Extract the listing below in full, unchanged.
+++ DATASET CONTENT
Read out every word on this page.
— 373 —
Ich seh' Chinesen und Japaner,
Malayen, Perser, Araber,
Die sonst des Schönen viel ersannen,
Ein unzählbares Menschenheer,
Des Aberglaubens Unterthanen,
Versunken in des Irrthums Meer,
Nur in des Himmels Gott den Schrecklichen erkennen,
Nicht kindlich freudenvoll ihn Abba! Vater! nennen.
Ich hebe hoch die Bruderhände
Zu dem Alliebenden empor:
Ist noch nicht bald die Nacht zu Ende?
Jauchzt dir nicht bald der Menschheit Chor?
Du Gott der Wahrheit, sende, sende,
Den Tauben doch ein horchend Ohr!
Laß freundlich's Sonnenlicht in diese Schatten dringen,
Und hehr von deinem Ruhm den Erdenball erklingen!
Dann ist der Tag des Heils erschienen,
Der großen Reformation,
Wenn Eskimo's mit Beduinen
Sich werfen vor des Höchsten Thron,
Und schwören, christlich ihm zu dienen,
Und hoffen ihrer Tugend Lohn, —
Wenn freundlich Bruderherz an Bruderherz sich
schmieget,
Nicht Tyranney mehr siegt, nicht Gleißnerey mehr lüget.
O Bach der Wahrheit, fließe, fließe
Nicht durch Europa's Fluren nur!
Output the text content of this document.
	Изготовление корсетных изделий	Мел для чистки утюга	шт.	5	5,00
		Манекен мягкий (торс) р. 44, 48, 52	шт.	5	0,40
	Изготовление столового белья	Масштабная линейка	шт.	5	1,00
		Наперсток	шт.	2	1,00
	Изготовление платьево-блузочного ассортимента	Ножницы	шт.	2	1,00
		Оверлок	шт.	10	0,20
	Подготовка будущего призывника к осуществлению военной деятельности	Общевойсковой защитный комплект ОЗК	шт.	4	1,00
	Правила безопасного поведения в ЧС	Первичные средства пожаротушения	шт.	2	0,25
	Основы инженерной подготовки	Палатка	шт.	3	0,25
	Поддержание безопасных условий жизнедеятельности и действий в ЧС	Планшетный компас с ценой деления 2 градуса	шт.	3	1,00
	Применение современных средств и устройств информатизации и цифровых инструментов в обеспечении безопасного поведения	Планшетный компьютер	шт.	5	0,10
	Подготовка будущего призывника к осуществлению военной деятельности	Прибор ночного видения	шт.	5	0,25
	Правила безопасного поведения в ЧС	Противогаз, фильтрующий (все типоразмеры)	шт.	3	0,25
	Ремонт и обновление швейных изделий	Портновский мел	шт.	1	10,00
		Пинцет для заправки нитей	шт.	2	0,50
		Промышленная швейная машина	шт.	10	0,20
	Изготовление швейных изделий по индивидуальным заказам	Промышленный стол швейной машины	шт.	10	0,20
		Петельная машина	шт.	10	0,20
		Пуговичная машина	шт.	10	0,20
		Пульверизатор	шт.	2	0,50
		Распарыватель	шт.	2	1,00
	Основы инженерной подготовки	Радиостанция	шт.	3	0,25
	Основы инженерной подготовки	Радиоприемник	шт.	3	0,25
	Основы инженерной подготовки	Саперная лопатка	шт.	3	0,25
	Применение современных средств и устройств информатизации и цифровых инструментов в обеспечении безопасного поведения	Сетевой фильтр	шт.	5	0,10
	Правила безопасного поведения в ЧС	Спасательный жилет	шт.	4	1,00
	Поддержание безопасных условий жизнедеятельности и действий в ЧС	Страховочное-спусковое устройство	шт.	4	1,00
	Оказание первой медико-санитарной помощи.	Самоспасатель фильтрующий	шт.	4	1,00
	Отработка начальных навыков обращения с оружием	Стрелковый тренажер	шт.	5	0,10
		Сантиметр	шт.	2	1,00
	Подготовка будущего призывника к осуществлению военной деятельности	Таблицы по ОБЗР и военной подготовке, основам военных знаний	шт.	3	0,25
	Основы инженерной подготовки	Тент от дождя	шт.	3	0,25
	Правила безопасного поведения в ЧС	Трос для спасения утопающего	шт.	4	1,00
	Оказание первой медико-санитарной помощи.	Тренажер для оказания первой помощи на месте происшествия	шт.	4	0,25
++++++
-- SOLUTION TO THE EXERCISE --
Read out every word on this page.
— 373 —
Ich seh' Chinesen und Japaner,
Malayen, Perser, Araber,
Die sonst des Schönen viel ersannen,
Ein unzählbares Menschenheer,
Des Aberglaubens Unterthanen,
Versunken in des Irrthums Meer,
Nur in des Himmels Gott den Schrecklichen erkennen,
Nicht kindlich freudenvoll ihn Abba! Vater! nennen.
Ich hebe hoch die Bruderhände
Zu dem Alliebenden empor:
Ist noch nicht bald die Nacht zu Ende?
Jauchzt dir nicht bald der Menschheit Chor?
Du Gott der Wahrheit, sende, sende,
Den Tauben doch ein horchend Ohr!
Laß freundlich's Sonnenlicht in diese Schatten dringen,
Und hehr von deinem Ruhm den Erdenball erklingen!
Dann ist der Tag des Heils erschienen,
Der großen Reformation,
Wenn Eskimo's mit Beduinen
Sich werfen vor des Höchsten Thron,
Und schwören, christlich ihm zu dienen,
Und hoffen ihrer Tugend Lohn, —
Wenn freundlich Bruderherz an Bruderherz sich
schmieget,
Nicht Tyranney mehr siegt, nicht Gleißnerey mehr lüget.
O Bach der Wahrheit, fließe, fließe
Nicht durch Europa's Fluren nur!
Output the text content of this document.
	Изготовление корсетных изделий	Мел для чистки утюга	шт.	5	5,00
		Манекен мягкий (торс) р. 44, 48, 52	шт.	5	0,40
	Изготовление столового белья	Масштабная линейка	шт.	5	1,00
		Наперсток	шт.	2	1,00
	Изготовление платьево-блузочного ассортимента	Ножницы	шт.	2	1,00
		Оверлок	шт.	10	0,20
	Подготовка будущего призывника к осуществлению военной деятельности	Общевойсковой защитный комплект ОЗК	шт.	4	1,00
	Правила безопасного поведения в ЧС	Первичные средства пожаротушения	шт.	2	0,25
	Основы инженерной подготовки	Палатка	шт.	3	0,25
	Поддержание безопасных условий жизнедеятельности и действий в ЧС	Планшетный компас с ценой деления 2 градуса	шт.	3	1,00
	Применение современных средств и устройств информатизации и цифровых инструментов в обеспечении безопасного поведения	Планшетный компьютер	шт.	5	0,10
	Подготовка будущего призывника к осуществлению военной деятельности	Прибор ночного видения	шт.	5	0,25
	Правила безопасного поведения в ЧС	Противогаз, фильтрующий (все типоразмеры)	шт.	3	0,25
	Ремонт и обновление швейных изделий	Портновский мел	шт.	1	10,00
		Пинцет для заправки нитей	шт.	2	0,50
		Промышленная швейная машина	шт.	10	0,20
	Изготовление швейных изделий по индивидуальным заказам	Промышленный стол швейной машины	шт.	10	0,20
		Петельная машина	шт.	10	0,20
		Пуговичная машина	шт.	10	0,20
		Пульверизатор	шт.	2	0,50
		Распарыватель	шт.	2	1,00
	Основы инженерной подготовки	Радиостанция	шт.	3	0,25
	Основы инженерной подготовки	Радиоприемник	шт.	3	0,25
	Основы инженерной подготовки	Саперная лопатка	шт.	3	0,25
	Применение современных средств и устройств информатизации и цифровых инструментов в обеспечении безопасного поведения	Сетевой фильтр	шт.	5	0,10
	Правила безопасного поведения в ЧС	Спасательный жилет	шт.	4	1,00
	Поддержание безопасных условий жизнедеятельности и действий в ЧС	Страховочное-спусковое устройство	шт.	4	1,00
	Оказание первой медико-санитарной помощи.	Самоспасатель фильтрующий	шт.	4	1,00
	Отработка начальных навыков обращения с оружием	Стрелковый тренажер	шт.	5	0,10
		Сантиметр	шт.	2	1,00
	Подготовка будущего призывника к осуществлению военной деятельности	Таблицы по ОБЗР и военной подготовке, основам военных знаний	шт.	3	0,25
	Основы инженерной подготовки	Тент от дождя	шт.	3	0,25
	Правила безопасного поведения в ЧС	Трос для спасения утопающего	шт.	4	1,00
	Оказание первой медико-санитарной помощи.	Тренажер для оказания первой помощи на месте происшествия	шт.	4	0,25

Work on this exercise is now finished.